-- START Dataset content --

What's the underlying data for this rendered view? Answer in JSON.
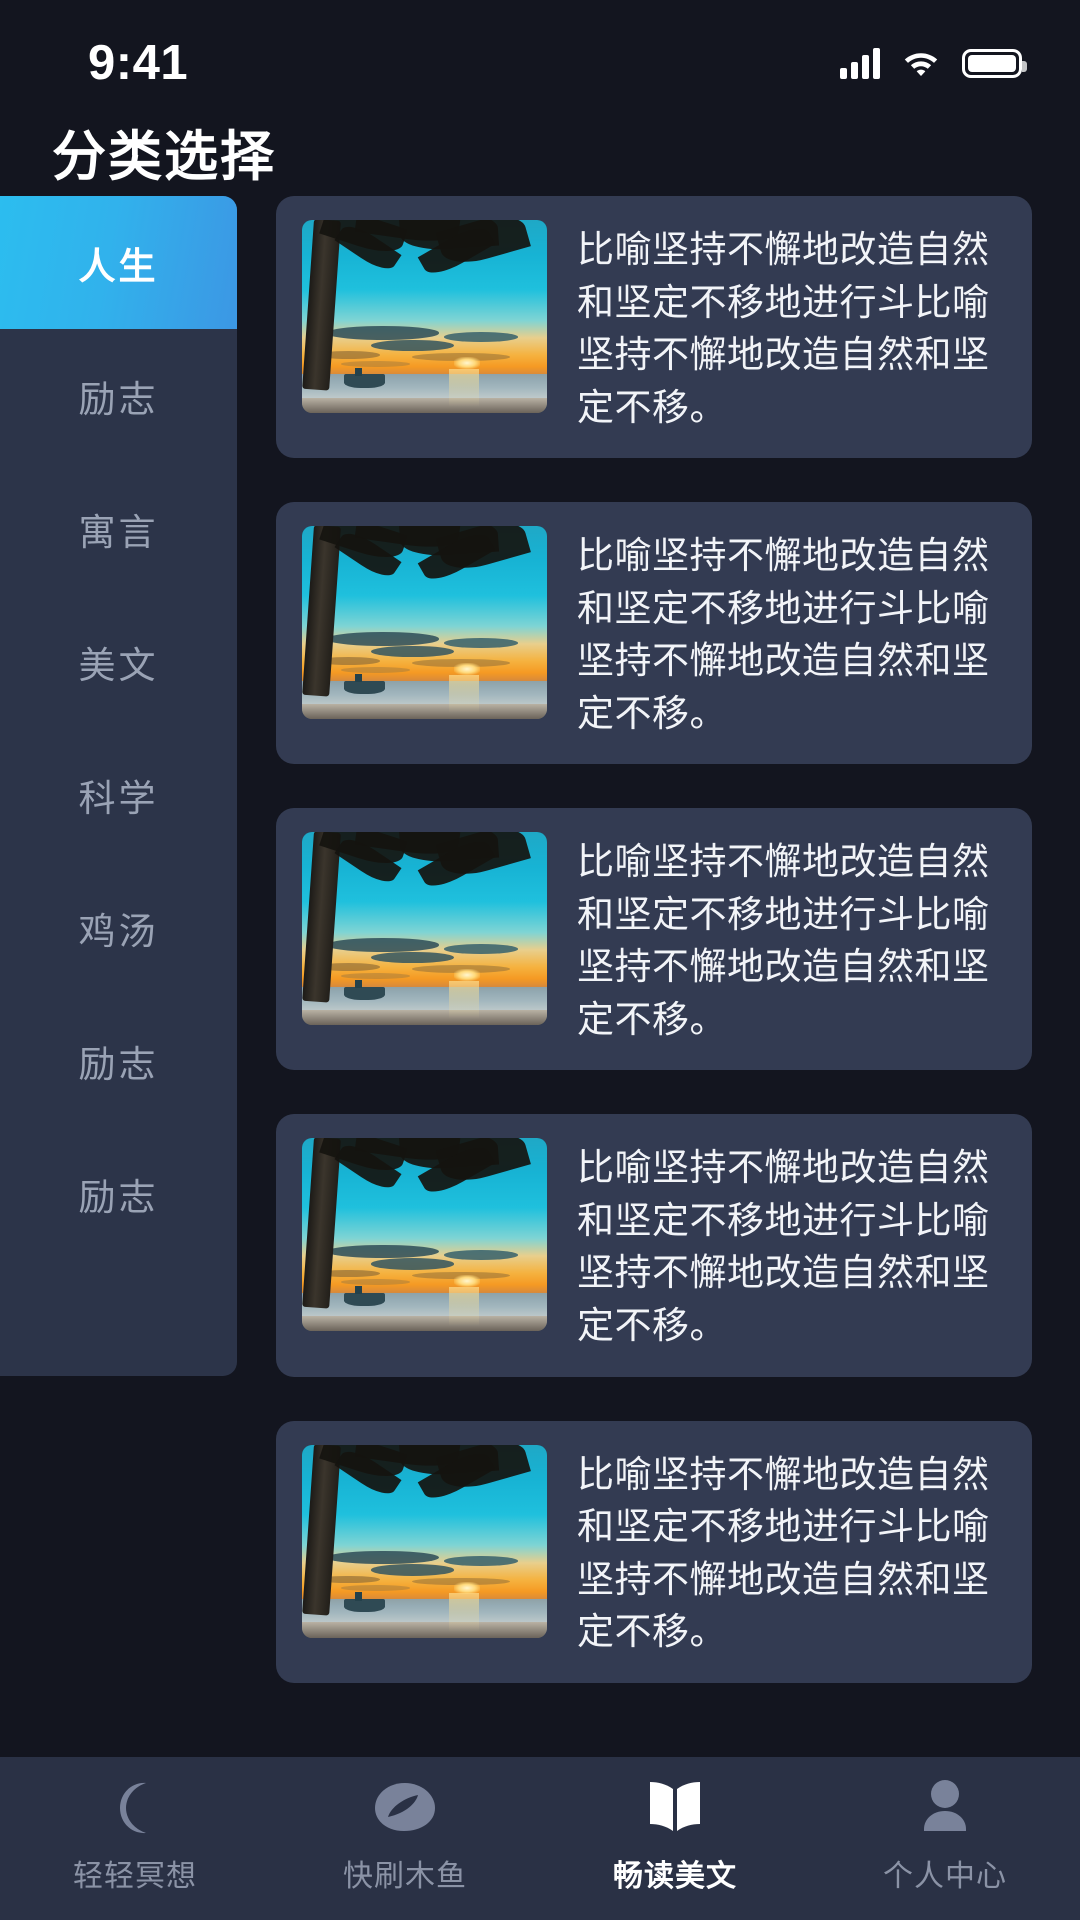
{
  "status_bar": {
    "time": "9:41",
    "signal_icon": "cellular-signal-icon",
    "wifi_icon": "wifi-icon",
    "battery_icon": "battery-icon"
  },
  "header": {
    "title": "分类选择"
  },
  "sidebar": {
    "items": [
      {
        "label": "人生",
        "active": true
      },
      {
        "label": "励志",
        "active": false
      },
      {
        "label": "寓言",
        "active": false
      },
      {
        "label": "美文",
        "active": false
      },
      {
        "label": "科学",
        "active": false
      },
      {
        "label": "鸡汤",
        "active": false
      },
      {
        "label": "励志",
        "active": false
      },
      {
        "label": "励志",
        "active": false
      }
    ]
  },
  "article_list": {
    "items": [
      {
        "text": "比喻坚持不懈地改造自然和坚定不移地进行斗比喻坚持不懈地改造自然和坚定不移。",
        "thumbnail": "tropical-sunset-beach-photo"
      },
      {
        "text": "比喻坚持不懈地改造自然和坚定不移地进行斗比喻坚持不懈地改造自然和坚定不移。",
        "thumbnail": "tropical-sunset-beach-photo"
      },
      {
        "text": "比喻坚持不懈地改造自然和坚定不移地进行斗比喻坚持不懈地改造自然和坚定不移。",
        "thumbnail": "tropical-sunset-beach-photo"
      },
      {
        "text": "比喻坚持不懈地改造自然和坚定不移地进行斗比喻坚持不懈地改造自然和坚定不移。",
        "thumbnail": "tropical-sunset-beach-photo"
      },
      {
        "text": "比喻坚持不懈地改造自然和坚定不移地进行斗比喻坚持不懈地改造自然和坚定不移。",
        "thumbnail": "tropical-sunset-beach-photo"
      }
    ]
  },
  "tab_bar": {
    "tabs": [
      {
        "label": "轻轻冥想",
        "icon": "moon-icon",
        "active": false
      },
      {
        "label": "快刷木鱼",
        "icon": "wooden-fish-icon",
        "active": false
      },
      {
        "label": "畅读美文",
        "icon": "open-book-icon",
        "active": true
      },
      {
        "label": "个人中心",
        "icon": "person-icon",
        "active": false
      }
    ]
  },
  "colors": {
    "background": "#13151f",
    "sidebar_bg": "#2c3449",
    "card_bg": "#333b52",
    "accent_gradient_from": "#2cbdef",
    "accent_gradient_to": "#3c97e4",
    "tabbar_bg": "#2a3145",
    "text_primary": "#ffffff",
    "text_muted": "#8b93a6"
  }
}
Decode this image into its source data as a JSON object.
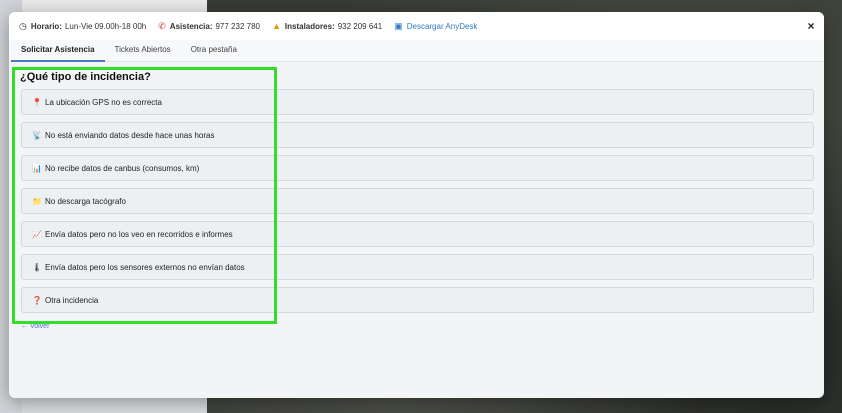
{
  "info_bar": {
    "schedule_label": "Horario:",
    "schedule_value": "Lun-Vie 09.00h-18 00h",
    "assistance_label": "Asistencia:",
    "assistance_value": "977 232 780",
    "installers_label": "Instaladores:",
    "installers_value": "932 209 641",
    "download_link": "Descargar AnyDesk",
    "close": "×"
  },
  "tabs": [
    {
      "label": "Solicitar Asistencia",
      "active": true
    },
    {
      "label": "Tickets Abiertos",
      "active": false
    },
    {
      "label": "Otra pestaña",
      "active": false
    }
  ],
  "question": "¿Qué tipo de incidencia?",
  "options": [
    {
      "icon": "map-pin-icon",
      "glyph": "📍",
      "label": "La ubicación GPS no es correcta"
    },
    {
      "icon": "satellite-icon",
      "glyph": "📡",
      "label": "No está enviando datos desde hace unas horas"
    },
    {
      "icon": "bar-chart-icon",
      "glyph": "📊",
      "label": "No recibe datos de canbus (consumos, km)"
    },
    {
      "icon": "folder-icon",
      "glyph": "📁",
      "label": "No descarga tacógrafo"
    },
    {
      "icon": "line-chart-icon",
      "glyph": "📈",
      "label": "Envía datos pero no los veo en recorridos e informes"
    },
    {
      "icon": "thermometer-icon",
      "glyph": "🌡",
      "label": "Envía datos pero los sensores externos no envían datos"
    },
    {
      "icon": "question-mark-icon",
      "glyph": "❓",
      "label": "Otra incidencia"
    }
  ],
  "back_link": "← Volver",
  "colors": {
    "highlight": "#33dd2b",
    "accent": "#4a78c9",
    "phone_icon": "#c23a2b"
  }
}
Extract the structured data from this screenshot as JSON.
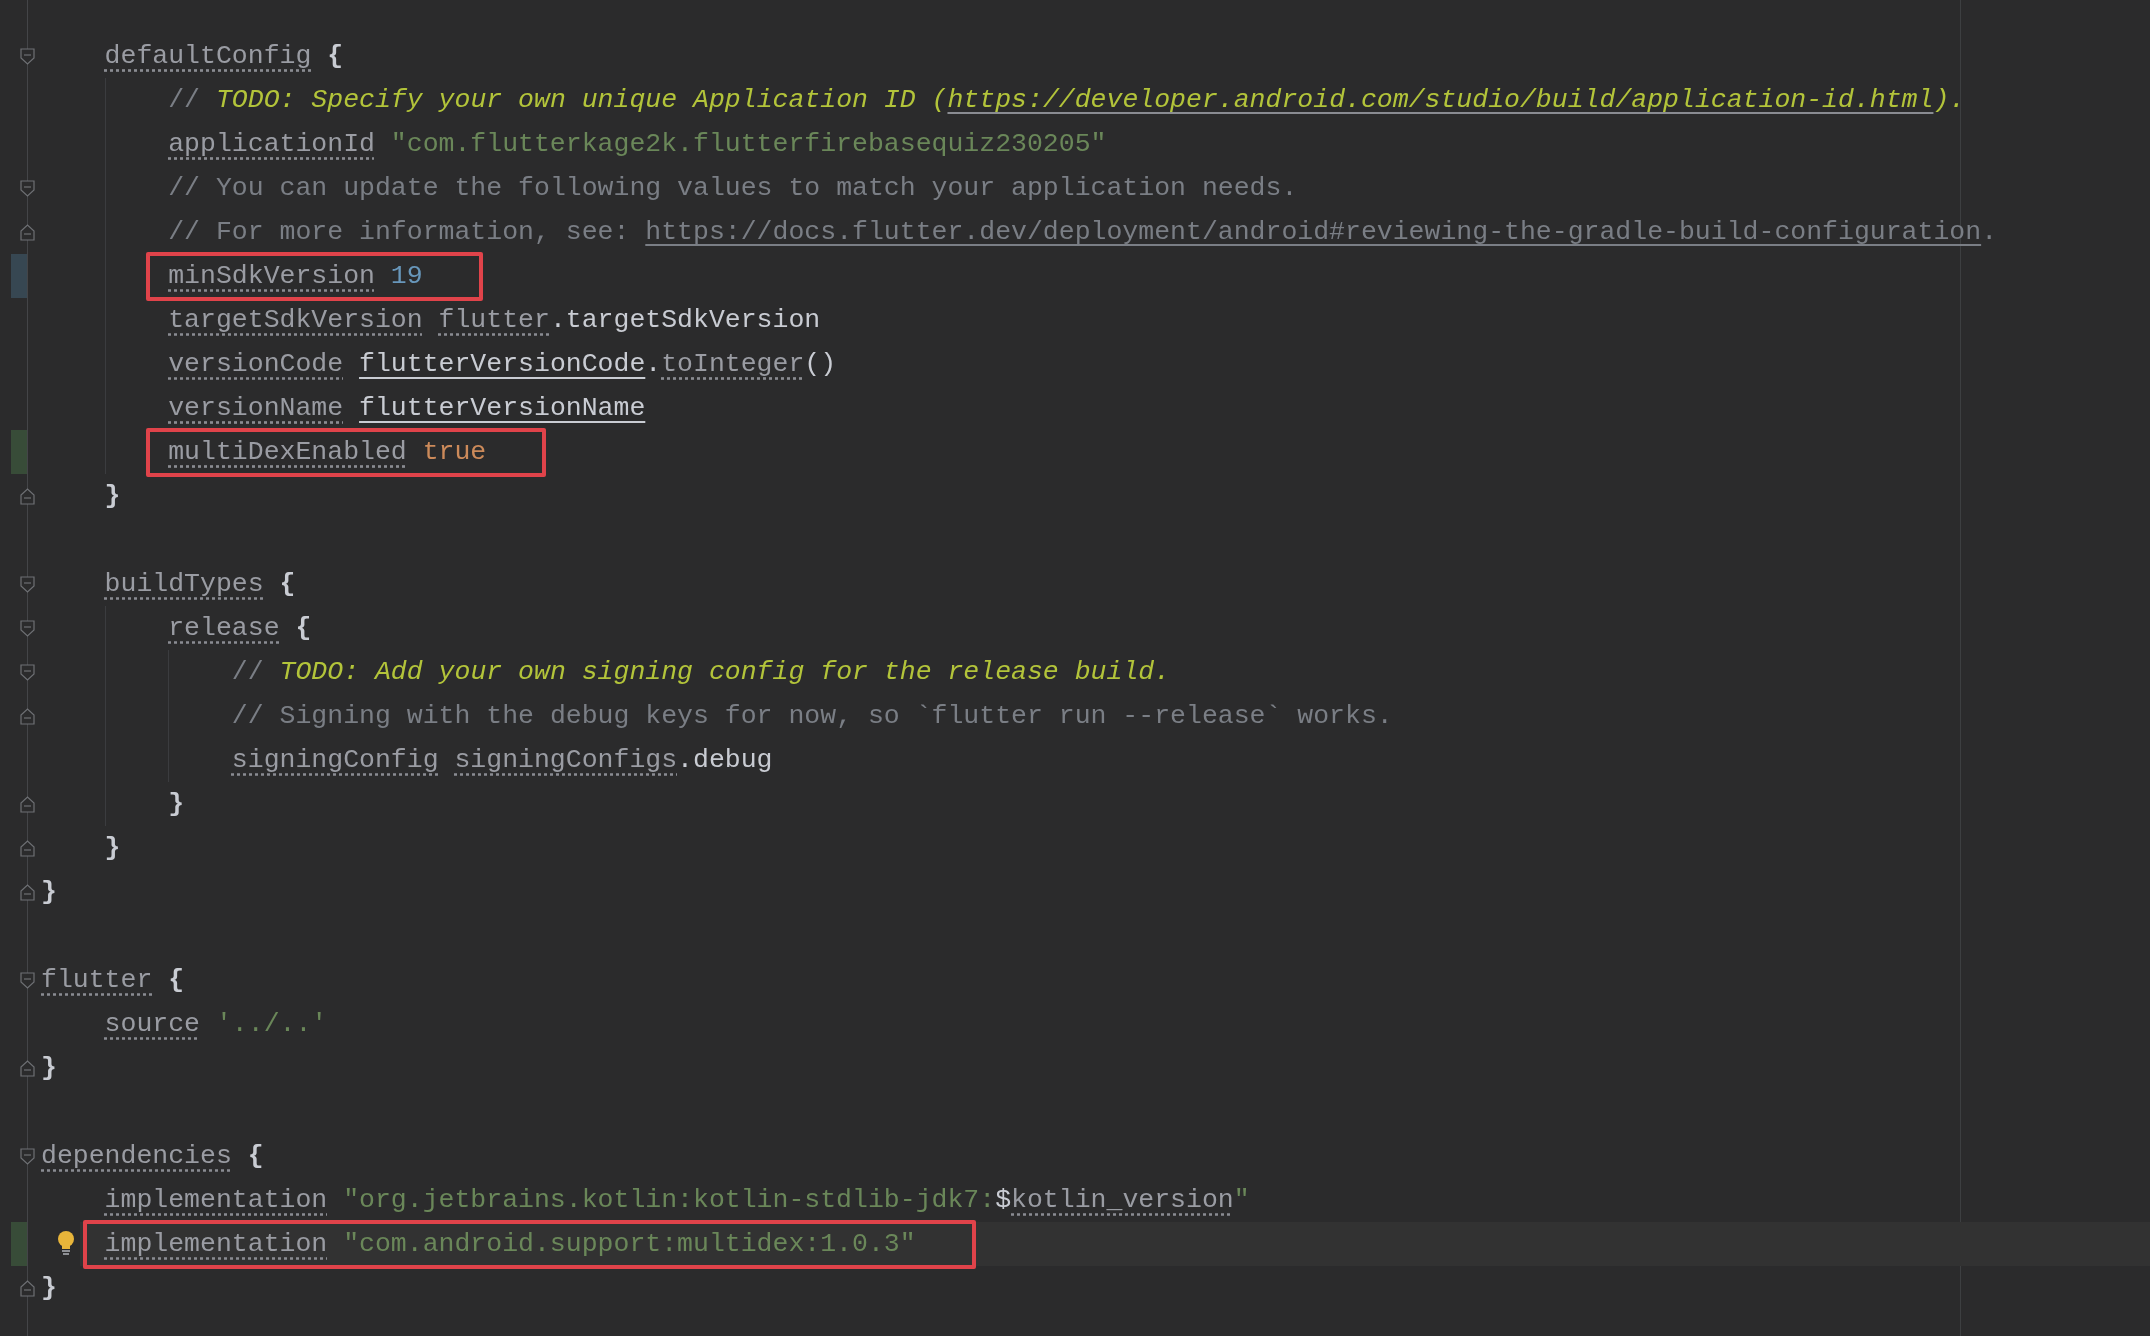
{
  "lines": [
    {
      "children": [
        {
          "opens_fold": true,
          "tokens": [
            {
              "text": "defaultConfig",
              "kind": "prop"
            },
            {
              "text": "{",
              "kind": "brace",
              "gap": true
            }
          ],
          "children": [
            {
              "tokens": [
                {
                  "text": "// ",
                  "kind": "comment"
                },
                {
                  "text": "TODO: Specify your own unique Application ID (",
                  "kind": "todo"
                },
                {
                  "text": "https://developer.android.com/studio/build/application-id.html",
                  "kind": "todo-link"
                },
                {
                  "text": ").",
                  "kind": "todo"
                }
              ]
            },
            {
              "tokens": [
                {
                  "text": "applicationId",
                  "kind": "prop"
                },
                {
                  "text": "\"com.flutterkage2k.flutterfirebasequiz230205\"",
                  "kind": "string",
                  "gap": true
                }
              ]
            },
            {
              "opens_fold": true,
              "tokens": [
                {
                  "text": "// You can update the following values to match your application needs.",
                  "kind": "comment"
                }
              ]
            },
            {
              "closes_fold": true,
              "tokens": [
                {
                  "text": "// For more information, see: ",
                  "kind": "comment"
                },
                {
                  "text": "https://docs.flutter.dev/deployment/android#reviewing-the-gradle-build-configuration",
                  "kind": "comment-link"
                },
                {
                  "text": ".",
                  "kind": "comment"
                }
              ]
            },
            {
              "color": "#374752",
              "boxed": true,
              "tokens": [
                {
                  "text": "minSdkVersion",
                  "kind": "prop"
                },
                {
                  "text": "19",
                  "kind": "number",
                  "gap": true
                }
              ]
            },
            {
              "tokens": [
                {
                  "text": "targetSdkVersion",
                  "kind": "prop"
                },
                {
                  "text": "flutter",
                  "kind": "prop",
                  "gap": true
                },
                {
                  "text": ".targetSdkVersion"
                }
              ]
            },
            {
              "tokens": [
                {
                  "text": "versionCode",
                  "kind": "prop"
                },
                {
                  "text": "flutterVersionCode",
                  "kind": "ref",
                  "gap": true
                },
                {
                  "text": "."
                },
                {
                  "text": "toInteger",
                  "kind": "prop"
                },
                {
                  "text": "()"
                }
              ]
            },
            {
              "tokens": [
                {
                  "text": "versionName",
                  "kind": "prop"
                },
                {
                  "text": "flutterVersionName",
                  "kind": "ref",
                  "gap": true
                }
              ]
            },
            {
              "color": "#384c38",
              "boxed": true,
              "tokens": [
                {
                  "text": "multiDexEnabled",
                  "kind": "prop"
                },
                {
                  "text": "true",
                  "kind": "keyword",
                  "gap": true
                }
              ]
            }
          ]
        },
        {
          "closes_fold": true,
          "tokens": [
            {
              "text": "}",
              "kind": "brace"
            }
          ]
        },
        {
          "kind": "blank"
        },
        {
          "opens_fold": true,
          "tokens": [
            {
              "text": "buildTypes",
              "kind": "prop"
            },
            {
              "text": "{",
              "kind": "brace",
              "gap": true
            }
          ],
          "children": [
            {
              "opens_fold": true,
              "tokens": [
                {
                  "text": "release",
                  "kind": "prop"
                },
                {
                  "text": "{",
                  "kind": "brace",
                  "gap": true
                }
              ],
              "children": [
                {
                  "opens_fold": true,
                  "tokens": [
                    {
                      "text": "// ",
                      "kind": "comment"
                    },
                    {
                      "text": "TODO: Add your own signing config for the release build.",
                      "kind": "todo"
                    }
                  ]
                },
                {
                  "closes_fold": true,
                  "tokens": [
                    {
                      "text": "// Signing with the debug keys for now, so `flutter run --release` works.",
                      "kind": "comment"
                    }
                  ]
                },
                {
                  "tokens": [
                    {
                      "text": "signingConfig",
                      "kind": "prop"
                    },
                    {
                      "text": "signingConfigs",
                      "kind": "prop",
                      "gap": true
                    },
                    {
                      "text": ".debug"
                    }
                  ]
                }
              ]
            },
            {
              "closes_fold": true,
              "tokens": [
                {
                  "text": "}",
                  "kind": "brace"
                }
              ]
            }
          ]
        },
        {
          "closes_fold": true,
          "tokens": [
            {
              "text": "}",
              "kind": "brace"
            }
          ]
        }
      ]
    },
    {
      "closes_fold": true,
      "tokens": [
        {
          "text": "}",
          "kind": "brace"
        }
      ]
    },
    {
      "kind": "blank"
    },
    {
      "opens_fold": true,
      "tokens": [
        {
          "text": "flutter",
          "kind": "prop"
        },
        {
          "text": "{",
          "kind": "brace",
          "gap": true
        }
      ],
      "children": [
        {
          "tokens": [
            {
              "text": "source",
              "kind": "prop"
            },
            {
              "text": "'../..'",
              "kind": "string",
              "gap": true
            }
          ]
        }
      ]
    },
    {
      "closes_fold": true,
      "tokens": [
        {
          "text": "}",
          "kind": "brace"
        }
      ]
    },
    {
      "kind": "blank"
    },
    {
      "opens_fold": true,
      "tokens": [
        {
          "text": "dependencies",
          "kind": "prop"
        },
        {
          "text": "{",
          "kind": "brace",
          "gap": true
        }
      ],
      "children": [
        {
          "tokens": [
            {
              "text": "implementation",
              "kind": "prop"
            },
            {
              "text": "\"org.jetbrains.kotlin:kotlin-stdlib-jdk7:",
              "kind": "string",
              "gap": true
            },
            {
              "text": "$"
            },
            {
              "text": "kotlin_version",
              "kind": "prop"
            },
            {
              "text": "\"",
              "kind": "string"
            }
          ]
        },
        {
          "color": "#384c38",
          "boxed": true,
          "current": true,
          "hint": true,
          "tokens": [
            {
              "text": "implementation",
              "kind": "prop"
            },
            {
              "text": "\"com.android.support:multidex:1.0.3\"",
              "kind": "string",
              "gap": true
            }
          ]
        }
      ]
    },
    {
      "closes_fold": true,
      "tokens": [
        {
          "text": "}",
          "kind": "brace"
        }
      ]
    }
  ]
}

-- END Dataset content --

Directions for this task
Go through the listing above and work out how many lines contain the string "JSON". Reply with the number alone.

Reply
3